(Dataset records)
=====
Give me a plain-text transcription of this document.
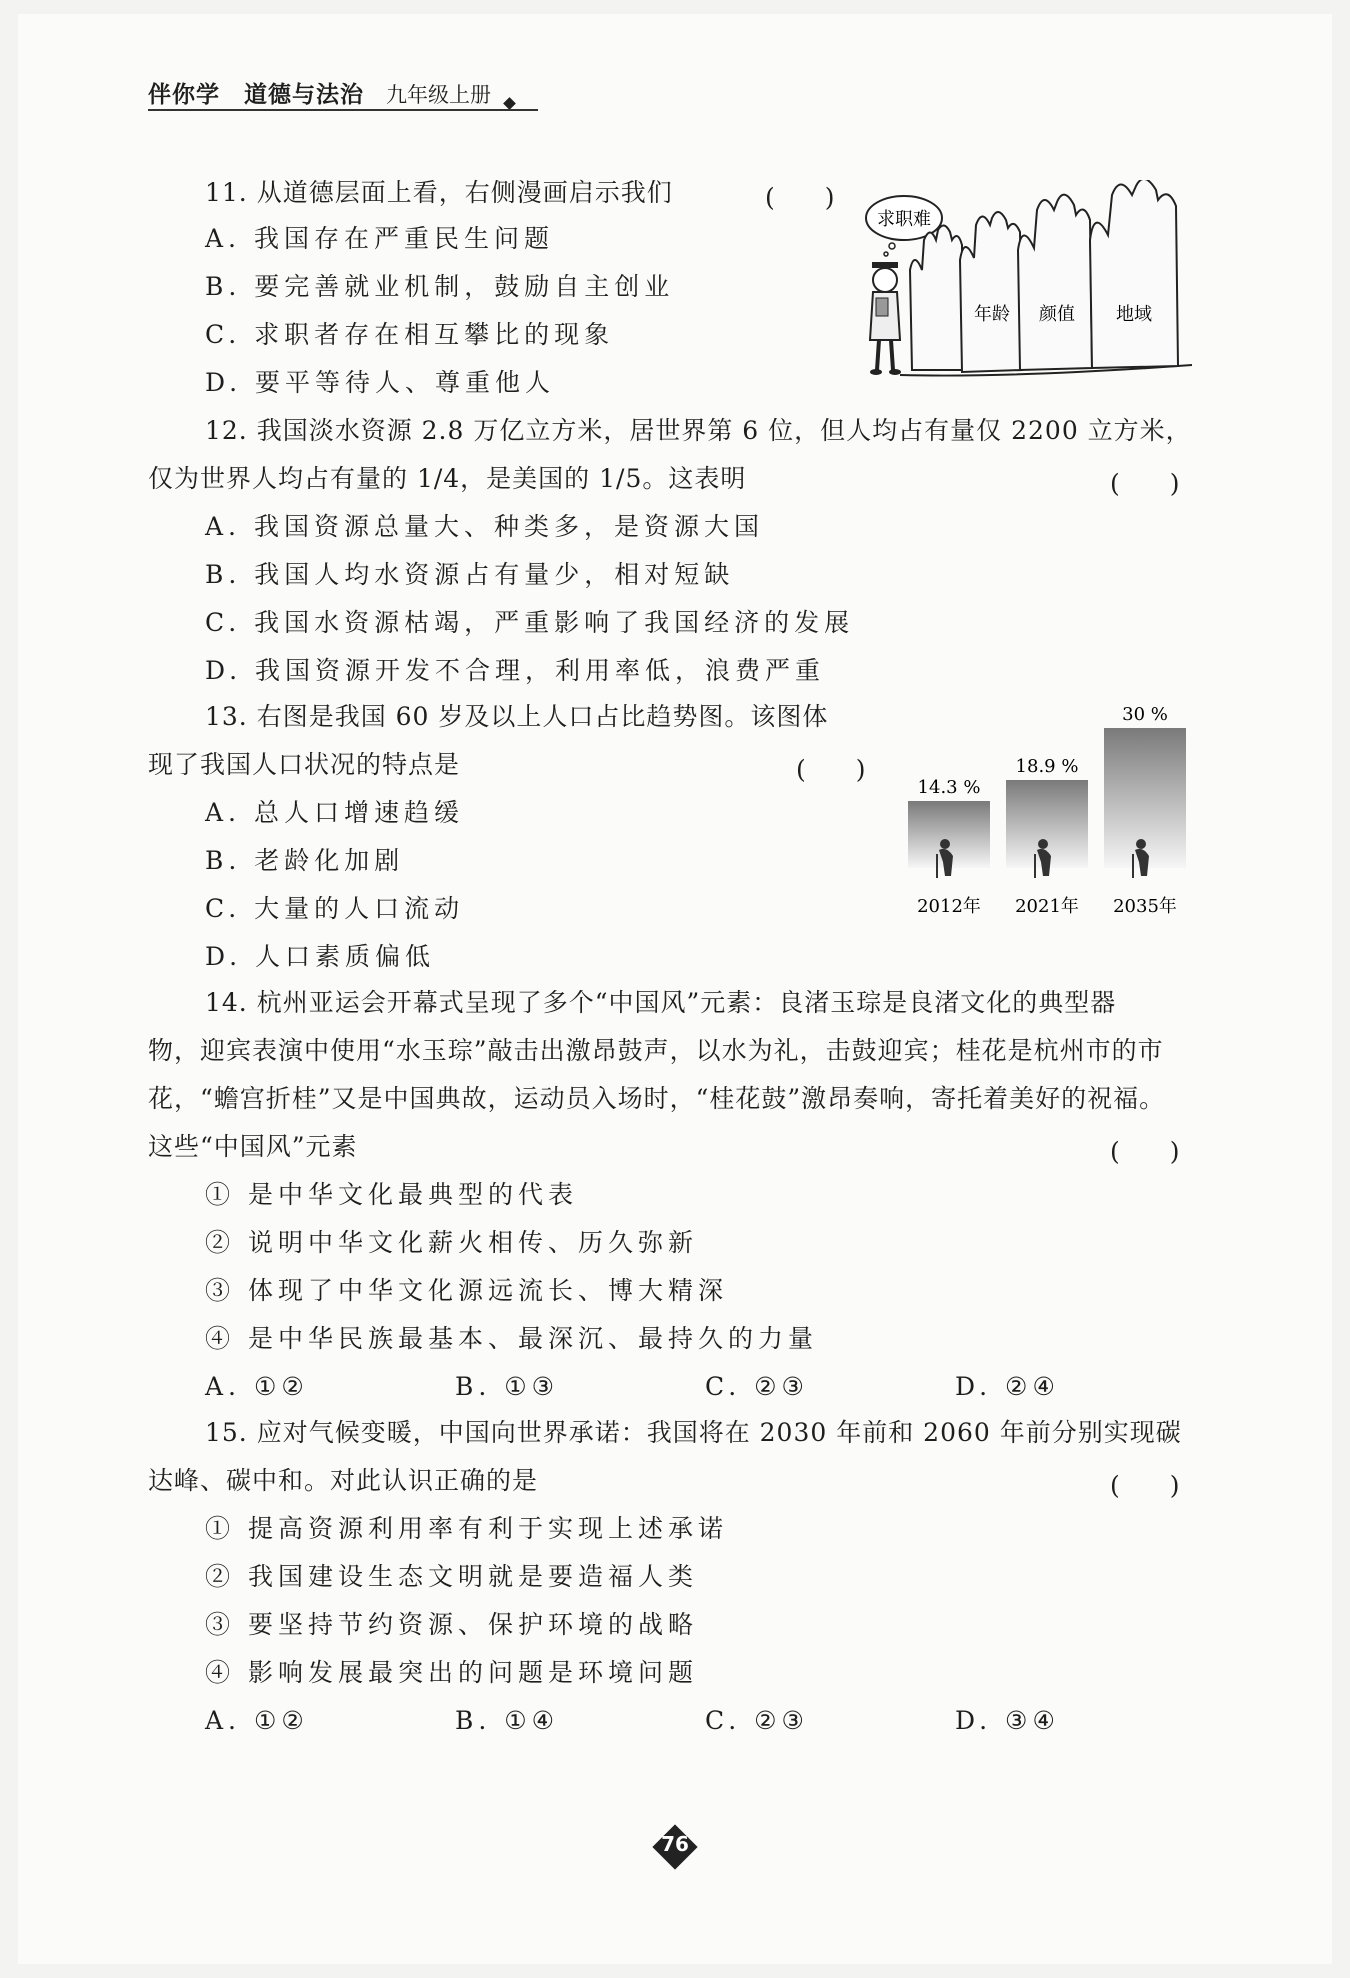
伴你学 道德与法治 九年级上册
11. 从道德层面上看，右侧漫画启示我们	(　　)
A. 我国存在严重民生问题
B. 要完善就业机制，鼓励自主创业
C. 求职者存在相互攀比的现象
D. 要平等待人、尊重他人
求职难
年龄 颜值 地域
12. 我国淡水资源 2.8 万亿立方米，居世界第 6 位，但人均占有量仅 2200 立方米，
仅为世界人均占有量的 1/4，是美国的 1/5。这表明	(　　)
A. 我国资源总量大、种类多，是资源大国
B. 我国人均水资源占有量少，相对短缺
C. 我国水资源枯竭，严重影响了我国经济的发展
D. 我国资源开发不合理，利用率低，浪费严重
13. 右图是我国 60 岁及以上人口占比趋势图。该图体
现了我国人口状况的特点是	(　　)
A. 总人口增速趋缓
B. 老龄化加剧
C. 大量的人口流动
D. 人口素质偏低
14.3 %
2012年
18.9 %
2021年
30 %
2035年
14. 杭州亚运会开幕式呈现了多个“中国风”元素：良渚玉琮是良渚文化的典型器
物，迎宾表演中使用“水玉琮”敲击出激昂鼓声，以水为礼，击鼓迎宾；桂花是杭州市的市
花，“蟾宫折桂”又是中国典故，运动员入场时，“桂花鼓”激昂奏响，寄托着美好的祝福。
这些“中国风”元素	(　　)
① 是中华文化最典型的代表
② 说明中华文化薪火相传、历久弥新
③ 体现了中华文化源远流长、博大精深
④ 是中华民族最基本、最深沉、最持久的力量
A. ①②	B. ①③	C. ②③	D. ②④
15. 应对气候变暖，中国向世界承诺：我国将在 2030 年前和 2060 年前分别实现碳
达峰、碳中和。对此认识正确的是	(　　)
① 提高资源利用率有利于实现上述承诺
② 我国建设生态文明就是要造福人类
③ 要坚持节约资源、保护环境的战略
④ 影响发展最突出的问题是环境问题
A. ①②	B. ①④	C. ②③	D. ③④
76
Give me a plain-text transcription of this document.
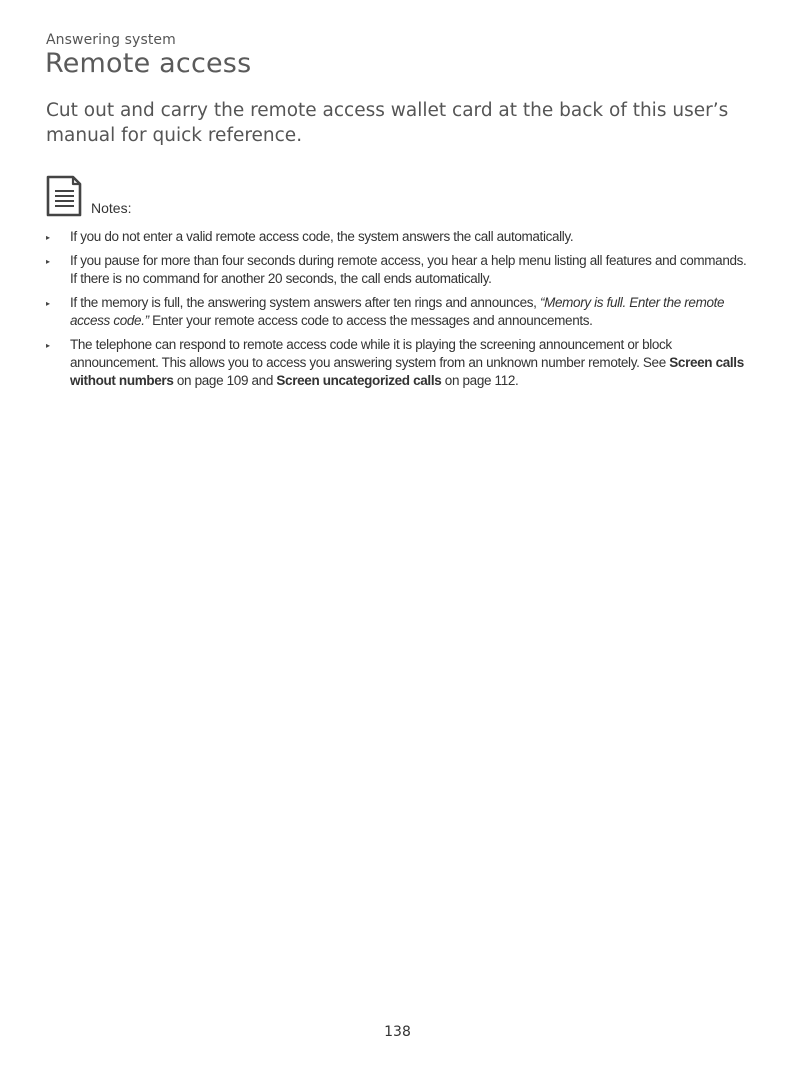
Answering system
Remote access

Cut out and carry the remote access wallet card at the back of this user’s manual for quick reference.

Notes:
▸ If you do not enter a valid remote access code, the system answers the call automatically.
▸ If you pause for more than four seconds during remote access, you hear a help menu listing all features and commands. If there is no command for another 20 seconds, the call ends automatically.
▸ If the memory is full, the answering system answers after ten rings and announces, “Memory is full. Enter the remote access code.” Enter your remote access code to access the messages and announcements.
▸ The telephone can respond to remote access code while it is playing the screening announcement or block announcement. This allows you to access you answering system from an unknown number remotely. See Screen calls without numbers on page 109 and Screen uncategorized calls on page 112.
138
=====
> **Exercise**
Repeat each entry exactly. Pictures do not belong in the copy.

> **Answer to this task**
Give me a plain-text transcription of this document.
伴你学 道德与法治 九年级上册
11. 从道德层面上看，右侧漫画启示我们	(　　)
A. 我国存在严重民生问题
B. 要完善就业机制，鼓励自主创业
C. 求职者存在相互攀比的现象
D. 要平等待人、尊重他人
求职难
年龄 颜值 地域
12. 我国淡水资源 2.8 万亿立方米，居世界第 6 位，但人均占有量仅 2200 立方米，
仅为世界人均占有量的 1/4，是美国的 1/5。这表明	(　　)
A. 我国资源总量大、种类多，是资源大国
B. 我国人均水资源占有量少，相对短缺
C. 我国水资源枯竭，严重影响了我国经济的发展
D. 我国资源开发不合理，利用率低，浪费严重
13. 右图是我国 60 岁及以上人口占比趋势图。该图体
现了我国人口状况的特点是	(　　)
A. 总人口增速趋缓
B. 老龄化加剧
C. 大量的人口流动
D. 人口素质偏低
14.3 %
2012年
18.9 %
2021年
30 %
2035年
14. 杭州亚运会开幕式呈现了多个“中国风”元素：良渚玉琮是良渚文化的典型器
物，迎宾表演中使用“水玉琮”敲击出激昂鼓声，以水为礼，击鼓迎宾；桂花是杭州市的市
花，“蟾宫折桂”又是中国典故，运动员入场时，“桂花鼓”激昂奏响，寄托着美好的祝福。
这些“中国风”元素	(　　)
① 是中华文化最典型的代表
② 说明中华文化薪火相传、历久弥新
③ 体现了中华文化源远流长、博大精深
④ 是中华民族最基本、最深沉、最持久的力量
A. ①②	B. ①③	C. ②③	D. ②④
15. 应对气候变暖，中国向世界承诺：我国将在 2030 年前和 2060 年前分别实现碳
达峰、碳中和。对此认识正确的是	(　　)
① 提高资源利用率有利于实现上述承诺
② 我国建设生态文明就是要造福人类
③ 要坚持节约资源、保护环境的战略
④ 影响发展最突出的问题是环境问题
A. ①②	B. ①④	C. ②③	D. ③④
76
Give me a plain-text transcription of this document.
Answering system
Remote access

Cut out and carry the remote access wallet card at the back of this user’s manual for quick reference.

Notes:
▸ If you do not enter a valid remote access code, the system answers the call automatically.
▸ If you pause for more than four seconds during remote access, you hear a help menu listing all features and commands. If there is no command for another 20 seconds, the call ends automatically.
▸ If the memory is full, the answering system answers after ten rings and announces, “Memory is full. Enter the remote access code.” Enter your remote access code to access the messages and announcements.
▸ The telephone can respond to remote access code while it is playing the screening announcement or block announcement. This allows you to access you answering system from an unknown number remotely. See Screen calls without numbers on page 109 and Screen uncategorized calls on page 112.
138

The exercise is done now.